═══ TASK INPUTS ═══

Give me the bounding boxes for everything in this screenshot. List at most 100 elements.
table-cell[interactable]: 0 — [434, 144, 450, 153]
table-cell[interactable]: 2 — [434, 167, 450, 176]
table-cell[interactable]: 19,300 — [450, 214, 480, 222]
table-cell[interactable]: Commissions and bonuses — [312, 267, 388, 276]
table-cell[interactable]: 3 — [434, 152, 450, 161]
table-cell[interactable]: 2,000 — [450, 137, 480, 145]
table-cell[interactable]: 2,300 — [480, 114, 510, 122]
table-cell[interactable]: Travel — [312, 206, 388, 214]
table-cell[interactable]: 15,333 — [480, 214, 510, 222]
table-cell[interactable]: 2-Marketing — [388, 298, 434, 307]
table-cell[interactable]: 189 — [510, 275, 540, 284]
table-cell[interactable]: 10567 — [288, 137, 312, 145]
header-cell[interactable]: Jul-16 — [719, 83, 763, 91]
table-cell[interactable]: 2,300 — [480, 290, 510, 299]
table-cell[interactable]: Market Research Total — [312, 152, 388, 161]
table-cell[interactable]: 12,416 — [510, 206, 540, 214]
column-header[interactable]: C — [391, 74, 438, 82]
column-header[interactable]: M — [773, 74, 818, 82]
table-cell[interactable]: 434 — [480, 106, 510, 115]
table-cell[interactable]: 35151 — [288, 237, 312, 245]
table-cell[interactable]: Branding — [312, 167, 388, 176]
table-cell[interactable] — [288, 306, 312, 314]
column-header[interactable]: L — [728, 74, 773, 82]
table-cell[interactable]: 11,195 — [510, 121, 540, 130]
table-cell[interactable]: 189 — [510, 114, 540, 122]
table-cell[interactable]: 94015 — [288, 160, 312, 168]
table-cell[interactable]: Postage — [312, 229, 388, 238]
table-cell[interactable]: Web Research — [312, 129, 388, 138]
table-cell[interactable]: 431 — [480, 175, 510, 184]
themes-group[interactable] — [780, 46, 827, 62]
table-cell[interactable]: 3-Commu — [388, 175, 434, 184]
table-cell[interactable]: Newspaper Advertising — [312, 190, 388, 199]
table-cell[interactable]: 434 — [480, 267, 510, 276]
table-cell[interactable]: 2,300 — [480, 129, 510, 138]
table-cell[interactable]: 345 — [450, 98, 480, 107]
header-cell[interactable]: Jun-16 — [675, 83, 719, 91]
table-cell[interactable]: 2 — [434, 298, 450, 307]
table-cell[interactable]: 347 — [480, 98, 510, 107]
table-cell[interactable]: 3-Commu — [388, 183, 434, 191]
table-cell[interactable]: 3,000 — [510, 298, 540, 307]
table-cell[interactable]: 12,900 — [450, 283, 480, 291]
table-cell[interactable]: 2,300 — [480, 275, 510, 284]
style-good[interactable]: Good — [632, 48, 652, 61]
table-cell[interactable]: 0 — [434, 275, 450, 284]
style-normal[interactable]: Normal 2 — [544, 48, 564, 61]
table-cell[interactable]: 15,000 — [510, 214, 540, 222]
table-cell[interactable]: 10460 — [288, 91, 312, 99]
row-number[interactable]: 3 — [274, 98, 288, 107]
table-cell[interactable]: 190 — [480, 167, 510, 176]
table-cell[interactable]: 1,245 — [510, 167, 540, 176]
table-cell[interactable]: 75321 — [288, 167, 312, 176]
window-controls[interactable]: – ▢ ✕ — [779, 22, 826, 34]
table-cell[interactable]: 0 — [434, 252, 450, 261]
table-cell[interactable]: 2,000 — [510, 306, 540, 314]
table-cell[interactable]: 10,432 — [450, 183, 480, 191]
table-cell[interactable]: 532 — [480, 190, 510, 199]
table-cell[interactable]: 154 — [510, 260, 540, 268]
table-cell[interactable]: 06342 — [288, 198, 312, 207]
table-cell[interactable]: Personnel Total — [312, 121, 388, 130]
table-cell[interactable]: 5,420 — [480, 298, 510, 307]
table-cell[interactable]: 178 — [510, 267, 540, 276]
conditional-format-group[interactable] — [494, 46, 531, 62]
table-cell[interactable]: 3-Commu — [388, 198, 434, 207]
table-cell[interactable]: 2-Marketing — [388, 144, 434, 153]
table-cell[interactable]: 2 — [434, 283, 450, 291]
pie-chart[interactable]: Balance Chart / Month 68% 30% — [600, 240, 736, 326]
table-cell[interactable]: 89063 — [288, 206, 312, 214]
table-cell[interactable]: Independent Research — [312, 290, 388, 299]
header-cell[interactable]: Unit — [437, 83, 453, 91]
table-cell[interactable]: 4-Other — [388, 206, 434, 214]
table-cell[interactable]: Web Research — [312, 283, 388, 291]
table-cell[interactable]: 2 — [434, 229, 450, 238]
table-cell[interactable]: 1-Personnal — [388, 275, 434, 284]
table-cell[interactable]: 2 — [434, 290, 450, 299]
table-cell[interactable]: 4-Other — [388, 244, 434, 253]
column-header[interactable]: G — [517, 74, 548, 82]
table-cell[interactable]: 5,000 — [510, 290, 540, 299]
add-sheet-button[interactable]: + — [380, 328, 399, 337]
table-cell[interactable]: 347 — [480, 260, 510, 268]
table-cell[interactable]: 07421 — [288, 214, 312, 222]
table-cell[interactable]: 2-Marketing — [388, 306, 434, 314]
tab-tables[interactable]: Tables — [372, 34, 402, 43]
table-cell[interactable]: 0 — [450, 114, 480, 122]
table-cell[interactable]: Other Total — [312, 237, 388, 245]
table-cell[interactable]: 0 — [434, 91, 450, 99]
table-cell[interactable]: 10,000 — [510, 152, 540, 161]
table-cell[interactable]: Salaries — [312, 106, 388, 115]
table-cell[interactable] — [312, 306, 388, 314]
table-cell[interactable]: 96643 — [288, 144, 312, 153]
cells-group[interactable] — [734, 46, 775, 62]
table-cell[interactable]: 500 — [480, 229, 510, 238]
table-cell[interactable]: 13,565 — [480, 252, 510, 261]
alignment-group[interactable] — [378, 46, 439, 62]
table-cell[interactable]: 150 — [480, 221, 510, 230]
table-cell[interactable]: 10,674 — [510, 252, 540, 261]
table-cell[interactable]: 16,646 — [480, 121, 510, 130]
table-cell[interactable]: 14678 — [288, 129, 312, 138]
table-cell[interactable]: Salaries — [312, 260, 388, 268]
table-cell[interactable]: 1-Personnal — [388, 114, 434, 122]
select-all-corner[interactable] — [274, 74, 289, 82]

═══

▶ _PROBLEM TO SOLVE_
Rewrite the data as a Markdown table with the columns Row and Entry, starting at the beginning of the data and ending at the line that contains "table-cell[interactable]: Commissions and". Leave out any blank lines.

▶ _REPLY_
| Row | Entry |
|---|---|
| 1 | Give me the bounding boxes for everything in this screenshot. List at most 100 elements. |
| 2 | table-cell[interactable]: 0 — [434, 144, 450, 153] |
| 3 | table-cell[interactable]: 2 — [434, 167, 450, 176] |
| 4 | table-cell[interactable]: 19,300 — [450, 214, 480, 222] |
| 5 | table-cell[interactable]: Commissions and bonuses — [312, 267, 388, 276] |